# [JOB]
Extract each line containing the string "Casual".

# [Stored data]
============================================================

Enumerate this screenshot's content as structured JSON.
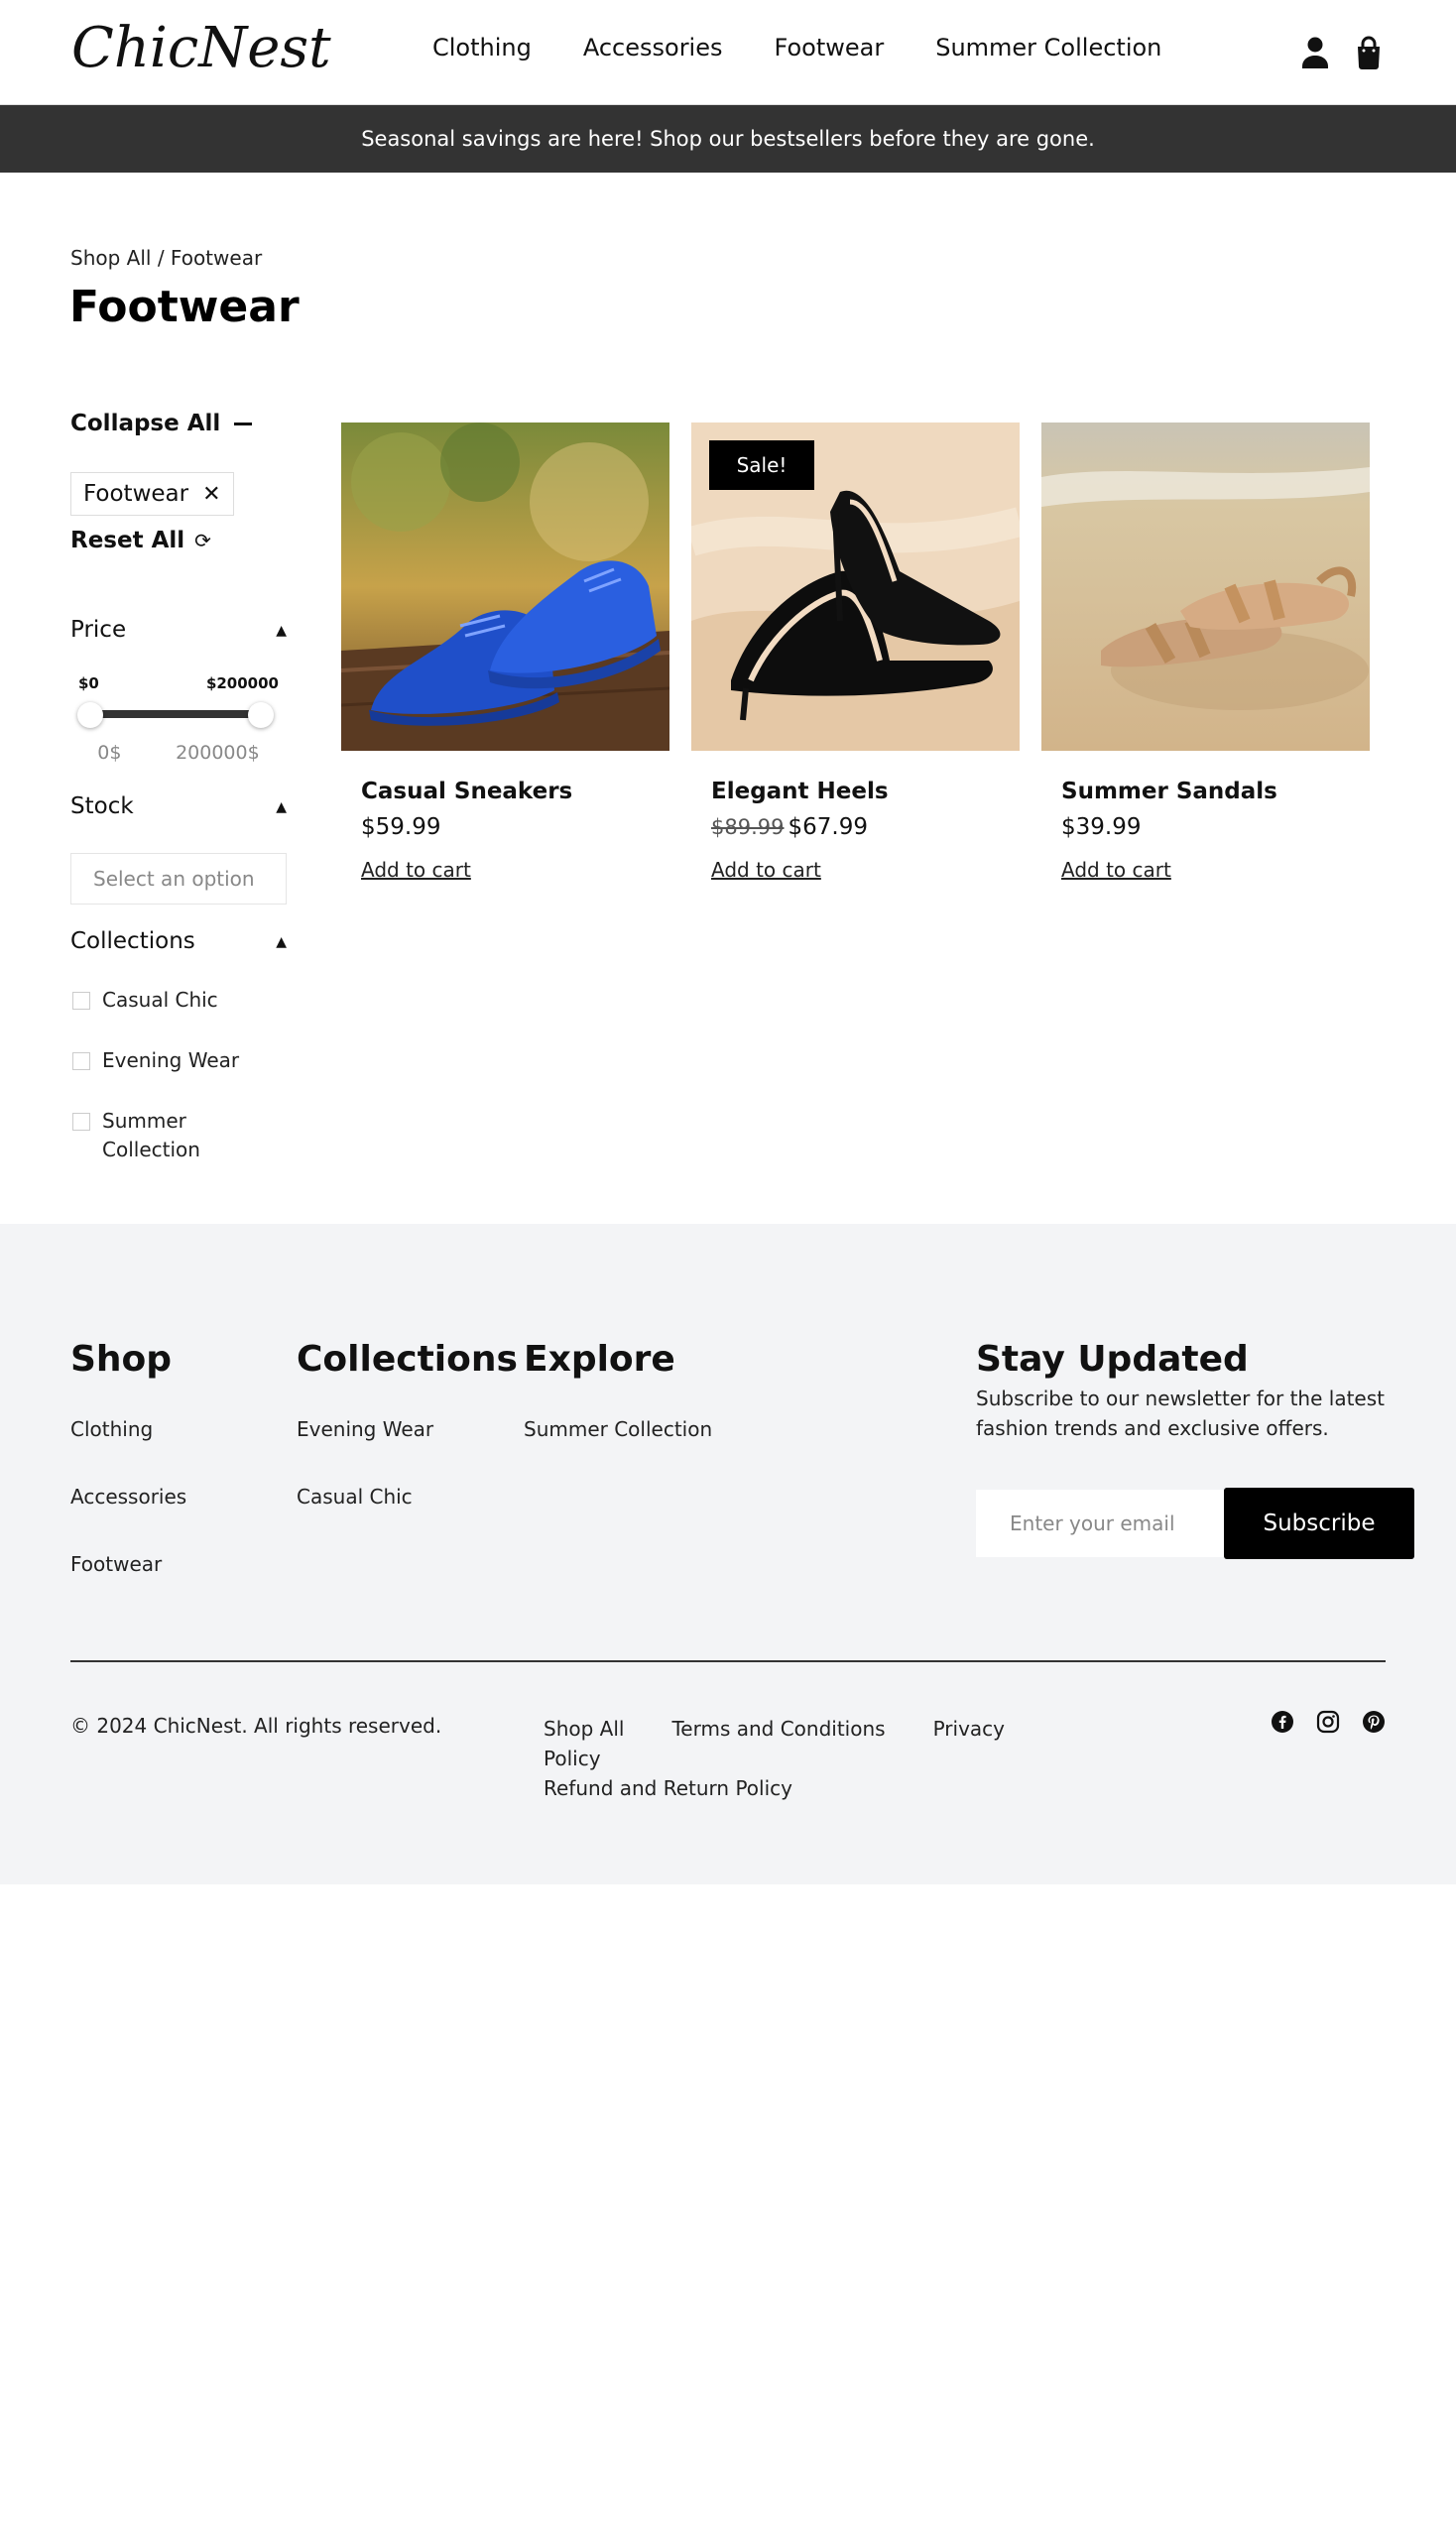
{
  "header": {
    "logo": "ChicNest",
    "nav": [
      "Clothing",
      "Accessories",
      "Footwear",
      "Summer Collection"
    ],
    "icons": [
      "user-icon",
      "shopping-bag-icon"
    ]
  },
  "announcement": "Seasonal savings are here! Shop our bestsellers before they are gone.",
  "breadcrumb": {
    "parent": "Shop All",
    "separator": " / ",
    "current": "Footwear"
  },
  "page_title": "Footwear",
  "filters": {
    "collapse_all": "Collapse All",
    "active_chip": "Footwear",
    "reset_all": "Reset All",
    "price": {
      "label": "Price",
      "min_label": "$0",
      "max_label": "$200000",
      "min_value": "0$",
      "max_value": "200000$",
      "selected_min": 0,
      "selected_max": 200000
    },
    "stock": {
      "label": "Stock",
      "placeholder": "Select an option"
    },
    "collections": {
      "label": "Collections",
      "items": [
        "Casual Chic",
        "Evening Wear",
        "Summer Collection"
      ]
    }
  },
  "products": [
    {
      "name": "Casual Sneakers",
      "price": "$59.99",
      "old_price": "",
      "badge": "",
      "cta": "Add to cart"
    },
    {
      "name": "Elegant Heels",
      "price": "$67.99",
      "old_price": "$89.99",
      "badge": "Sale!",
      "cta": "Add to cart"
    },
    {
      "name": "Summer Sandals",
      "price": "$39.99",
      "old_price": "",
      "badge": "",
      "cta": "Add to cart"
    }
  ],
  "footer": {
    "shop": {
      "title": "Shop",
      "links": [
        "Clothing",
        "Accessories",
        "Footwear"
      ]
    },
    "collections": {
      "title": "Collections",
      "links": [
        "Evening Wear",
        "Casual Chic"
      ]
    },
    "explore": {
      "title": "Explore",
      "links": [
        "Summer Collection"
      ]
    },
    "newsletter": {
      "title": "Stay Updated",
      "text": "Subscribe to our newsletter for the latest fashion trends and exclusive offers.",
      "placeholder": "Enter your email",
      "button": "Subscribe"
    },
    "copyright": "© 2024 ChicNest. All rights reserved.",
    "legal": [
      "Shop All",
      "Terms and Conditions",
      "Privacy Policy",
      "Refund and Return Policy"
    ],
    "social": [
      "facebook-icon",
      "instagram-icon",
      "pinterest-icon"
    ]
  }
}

============================================================

# [THE OUTPUT]
        "Casual Chic",
      "name": "Casual Sneakers",
        "Casual Chic"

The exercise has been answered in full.